(Required work)
Filter the listing and keep only the lines with the word "glyph".

Dataset records

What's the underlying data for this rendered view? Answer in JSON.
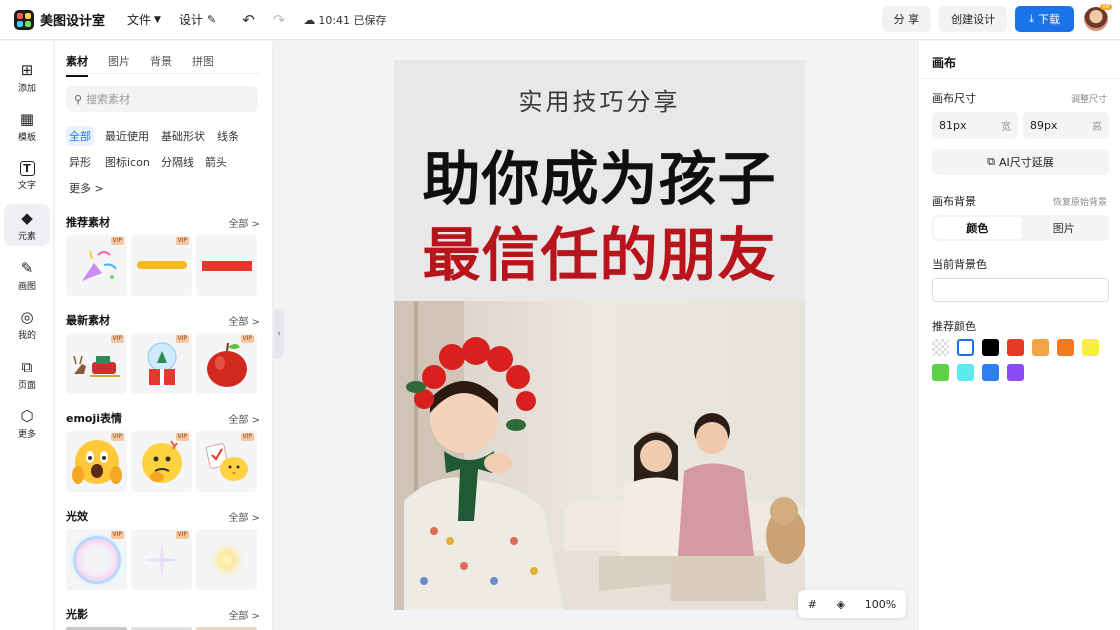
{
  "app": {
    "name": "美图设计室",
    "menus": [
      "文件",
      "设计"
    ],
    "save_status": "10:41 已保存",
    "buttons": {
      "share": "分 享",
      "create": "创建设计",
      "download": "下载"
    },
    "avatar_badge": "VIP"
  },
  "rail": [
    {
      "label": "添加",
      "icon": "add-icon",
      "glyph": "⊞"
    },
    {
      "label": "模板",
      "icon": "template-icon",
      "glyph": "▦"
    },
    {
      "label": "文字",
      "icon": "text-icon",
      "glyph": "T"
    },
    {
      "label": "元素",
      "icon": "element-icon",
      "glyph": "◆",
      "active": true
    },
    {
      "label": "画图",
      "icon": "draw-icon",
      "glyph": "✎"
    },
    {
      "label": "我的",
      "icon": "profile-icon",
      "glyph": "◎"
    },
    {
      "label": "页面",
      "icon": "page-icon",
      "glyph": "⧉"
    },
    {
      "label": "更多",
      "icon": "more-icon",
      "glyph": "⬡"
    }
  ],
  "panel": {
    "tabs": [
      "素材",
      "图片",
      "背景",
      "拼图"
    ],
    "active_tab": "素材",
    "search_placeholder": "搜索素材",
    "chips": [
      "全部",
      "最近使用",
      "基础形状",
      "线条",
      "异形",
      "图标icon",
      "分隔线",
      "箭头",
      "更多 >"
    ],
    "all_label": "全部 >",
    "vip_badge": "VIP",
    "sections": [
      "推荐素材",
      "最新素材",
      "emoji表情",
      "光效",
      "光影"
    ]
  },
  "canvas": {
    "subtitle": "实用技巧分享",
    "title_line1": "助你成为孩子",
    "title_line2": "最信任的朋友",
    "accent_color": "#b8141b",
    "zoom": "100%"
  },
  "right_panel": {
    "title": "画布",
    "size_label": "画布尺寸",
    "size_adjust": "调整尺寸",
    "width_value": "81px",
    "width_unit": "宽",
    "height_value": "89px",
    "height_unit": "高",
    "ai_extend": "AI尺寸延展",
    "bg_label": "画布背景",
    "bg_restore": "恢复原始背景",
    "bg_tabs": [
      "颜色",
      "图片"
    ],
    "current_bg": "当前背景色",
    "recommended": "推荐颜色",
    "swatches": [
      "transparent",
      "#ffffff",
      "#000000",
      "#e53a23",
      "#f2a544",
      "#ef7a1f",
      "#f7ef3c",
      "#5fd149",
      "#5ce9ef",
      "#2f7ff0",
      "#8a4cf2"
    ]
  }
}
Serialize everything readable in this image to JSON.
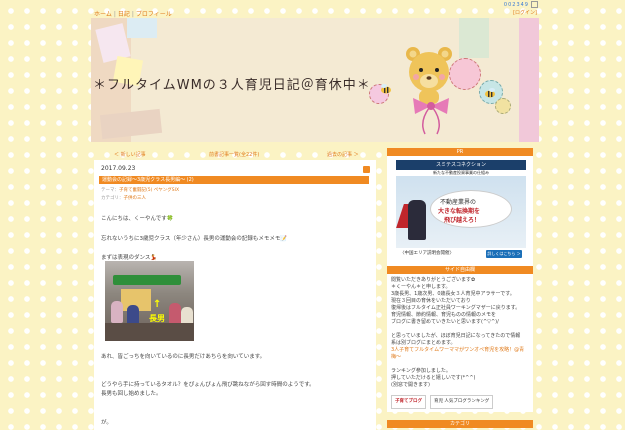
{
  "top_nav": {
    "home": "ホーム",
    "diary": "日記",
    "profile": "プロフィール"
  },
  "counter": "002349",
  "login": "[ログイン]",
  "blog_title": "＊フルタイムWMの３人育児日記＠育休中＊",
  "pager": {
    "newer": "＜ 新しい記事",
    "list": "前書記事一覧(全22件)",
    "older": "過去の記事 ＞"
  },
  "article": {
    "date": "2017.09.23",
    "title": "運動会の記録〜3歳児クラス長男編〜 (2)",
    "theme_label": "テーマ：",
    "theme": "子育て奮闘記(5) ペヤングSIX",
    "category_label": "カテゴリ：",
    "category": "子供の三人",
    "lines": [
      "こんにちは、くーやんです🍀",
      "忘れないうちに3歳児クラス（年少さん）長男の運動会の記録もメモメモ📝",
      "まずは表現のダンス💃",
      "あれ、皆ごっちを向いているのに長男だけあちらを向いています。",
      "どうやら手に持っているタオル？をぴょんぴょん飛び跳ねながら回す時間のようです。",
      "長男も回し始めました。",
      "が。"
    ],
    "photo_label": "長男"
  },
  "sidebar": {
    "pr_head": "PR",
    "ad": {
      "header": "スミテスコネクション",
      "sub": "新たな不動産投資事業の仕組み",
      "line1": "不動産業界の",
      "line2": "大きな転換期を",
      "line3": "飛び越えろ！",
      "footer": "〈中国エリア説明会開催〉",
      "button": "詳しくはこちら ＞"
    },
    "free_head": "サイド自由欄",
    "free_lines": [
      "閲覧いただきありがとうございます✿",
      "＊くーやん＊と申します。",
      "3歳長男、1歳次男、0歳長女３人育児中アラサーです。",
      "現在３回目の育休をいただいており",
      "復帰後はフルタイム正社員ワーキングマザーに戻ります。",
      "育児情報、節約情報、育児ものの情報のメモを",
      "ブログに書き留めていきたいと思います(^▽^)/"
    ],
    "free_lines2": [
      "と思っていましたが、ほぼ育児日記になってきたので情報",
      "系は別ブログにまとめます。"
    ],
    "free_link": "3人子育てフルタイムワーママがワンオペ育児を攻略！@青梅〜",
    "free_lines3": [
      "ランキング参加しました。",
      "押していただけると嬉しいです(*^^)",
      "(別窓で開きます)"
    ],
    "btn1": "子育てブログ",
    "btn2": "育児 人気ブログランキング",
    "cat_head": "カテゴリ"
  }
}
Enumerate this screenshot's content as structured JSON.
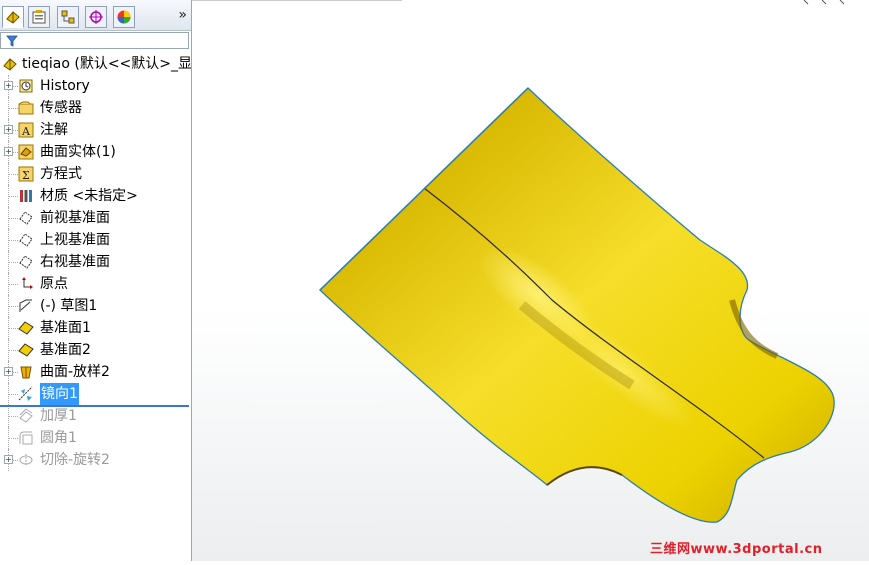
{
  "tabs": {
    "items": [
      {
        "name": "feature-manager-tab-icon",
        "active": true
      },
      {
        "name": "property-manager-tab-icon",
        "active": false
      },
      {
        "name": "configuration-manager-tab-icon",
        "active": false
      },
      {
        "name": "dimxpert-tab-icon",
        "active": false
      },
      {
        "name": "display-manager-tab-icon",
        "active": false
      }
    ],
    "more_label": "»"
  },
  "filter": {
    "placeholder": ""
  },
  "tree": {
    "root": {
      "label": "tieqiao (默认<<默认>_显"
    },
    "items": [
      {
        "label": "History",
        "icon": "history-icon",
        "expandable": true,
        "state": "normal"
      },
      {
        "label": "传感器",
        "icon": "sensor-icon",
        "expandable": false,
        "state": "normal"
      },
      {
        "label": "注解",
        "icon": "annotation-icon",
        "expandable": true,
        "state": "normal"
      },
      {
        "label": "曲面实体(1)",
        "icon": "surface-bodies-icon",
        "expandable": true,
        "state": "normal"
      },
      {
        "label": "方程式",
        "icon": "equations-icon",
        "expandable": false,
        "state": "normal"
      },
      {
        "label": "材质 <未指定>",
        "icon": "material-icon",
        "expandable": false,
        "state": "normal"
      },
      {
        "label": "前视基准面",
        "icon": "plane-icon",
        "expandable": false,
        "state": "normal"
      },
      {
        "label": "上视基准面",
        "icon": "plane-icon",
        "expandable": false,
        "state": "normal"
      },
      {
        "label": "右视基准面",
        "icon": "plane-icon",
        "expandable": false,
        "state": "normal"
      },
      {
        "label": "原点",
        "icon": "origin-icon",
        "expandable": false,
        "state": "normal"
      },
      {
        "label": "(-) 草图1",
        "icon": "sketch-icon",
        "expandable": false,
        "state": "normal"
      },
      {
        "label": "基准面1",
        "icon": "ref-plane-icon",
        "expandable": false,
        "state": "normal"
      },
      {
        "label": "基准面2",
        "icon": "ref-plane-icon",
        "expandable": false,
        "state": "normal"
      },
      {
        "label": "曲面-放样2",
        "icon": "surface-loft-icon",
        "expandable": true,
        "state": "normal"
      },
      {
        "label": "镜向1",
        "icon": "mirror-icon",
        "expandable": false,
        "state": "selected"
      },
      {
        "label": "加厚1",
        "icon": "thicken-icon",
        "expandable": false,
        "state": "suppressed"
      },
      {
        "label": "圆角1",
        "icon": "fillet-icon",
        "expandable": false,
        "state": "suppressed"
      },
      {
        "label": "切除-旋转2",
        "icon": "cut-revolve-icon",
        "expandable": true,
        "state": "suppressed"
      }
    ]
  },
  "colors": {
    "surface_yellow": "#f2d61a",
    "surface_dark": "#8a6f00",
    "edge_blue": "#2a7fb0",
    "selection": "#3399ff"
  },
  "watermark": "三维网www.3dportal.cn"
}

(Solution to this task)
      "glyph": "⊞"
      "glyph": "▦"
      "glyph": "T"
      "glyph": "◆",
      "glyph": "✎"
      "glyph": "◎"
      "glyph": "⧉"
      "glyph": "⬡"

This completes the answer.